> **THE EXERCISE**
Copy each line with the word "insurance" in it.

start DATA EXTRACT

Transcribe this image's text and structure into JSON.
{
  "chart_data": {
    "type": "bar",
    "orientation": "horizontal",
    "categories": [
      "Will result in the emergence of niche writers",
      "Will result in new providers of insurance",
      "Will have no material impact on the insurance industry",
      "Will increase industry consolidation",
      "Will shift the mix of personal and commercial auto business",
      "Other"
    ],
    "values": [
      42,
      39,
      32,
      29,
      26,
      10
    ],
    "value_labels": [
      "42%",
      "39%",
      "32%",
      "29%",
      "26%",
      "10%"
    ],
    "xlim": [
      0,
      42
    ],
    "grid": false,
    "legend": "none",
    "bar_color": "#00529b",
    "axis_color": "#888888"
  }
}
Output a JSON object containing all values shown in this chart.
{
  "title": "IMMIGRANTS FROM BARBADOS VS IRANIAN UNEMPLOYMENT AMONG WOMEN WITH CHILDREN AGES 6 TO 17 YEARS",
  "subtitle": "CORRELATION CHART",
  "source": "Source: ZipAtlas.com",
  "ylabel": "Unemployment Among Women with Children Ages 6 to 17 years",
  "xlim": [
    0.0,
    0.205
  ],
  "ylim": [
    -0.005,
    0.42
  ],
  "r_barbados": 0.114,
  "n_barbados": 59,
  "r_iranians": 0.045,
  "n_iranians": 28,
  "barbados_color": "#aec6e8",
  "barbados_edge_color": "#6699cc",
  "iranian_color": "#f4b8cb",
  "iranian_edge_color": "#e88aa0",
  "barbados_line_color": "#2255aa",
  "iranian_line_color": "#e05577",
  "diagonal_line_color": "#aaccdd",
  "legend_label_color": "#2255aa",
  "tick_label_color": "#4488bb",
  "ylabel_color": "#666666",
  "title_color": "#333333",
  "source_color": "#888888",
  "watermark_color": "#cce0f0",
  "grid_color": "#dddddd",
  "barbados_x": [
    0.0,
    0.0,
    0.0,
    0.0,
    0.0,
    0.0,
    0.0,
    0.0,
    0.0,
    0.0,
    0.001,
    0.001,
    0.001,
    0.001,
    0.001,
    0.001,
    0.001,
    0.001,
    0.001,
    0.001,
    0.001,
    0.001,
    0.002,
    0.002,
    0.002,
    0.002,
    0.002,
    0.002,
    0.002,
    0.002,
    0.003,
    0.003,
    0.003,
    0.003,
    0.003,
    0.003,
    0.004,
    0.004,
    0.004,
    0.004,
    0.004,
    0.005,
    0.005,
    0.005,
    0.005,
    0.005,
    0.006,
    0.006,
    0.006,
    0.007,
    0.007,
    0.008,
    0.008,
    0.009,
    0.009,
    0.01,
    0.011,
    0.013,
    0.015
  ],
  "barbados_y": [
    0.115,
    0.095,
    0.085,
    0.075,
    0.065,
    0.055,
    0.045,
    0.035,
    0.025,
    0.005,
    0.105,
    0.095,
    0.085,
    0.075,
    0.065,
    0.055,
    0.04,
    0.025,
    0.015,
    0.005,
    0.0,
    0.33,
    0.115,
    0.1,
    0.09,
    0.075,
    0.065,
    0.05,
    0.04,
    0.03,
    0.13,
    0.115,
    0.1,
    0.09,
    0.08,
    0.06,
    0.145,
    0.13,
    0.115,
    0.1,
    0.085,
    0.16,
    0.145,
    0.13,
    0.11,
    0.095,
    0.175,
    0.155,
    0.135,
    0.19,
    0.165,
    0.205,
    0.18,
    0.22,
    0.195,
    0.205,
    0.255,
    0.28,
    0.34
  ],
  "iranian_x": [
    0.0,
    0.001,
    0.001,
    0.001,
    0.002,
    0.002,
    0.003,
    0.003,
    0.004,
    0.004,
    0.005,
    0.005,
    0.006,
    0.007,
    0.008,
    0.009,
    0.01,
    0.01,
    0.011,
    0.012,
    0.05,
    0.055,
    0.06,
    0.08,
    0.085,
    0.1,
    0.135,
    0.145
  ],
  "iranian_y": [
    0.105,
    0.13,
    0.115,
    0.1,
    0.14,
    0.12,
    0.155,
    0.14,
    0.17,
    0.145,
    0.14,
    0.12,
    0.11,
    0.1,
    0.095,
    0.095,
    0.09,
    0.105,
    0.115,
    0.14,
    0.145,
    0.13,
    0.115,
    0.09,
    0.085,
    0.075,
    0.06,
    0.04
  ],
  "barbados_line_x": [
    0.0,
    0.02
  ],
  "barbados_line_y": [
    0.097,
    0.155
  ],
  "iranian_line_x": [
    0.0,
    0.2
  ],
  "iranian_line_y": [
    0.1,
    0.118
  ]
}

end DATA EXTRACT

> **THE OUTPUT**
      "Will result in new providers of insurance",
      "Will have no material impact on the insurance industry",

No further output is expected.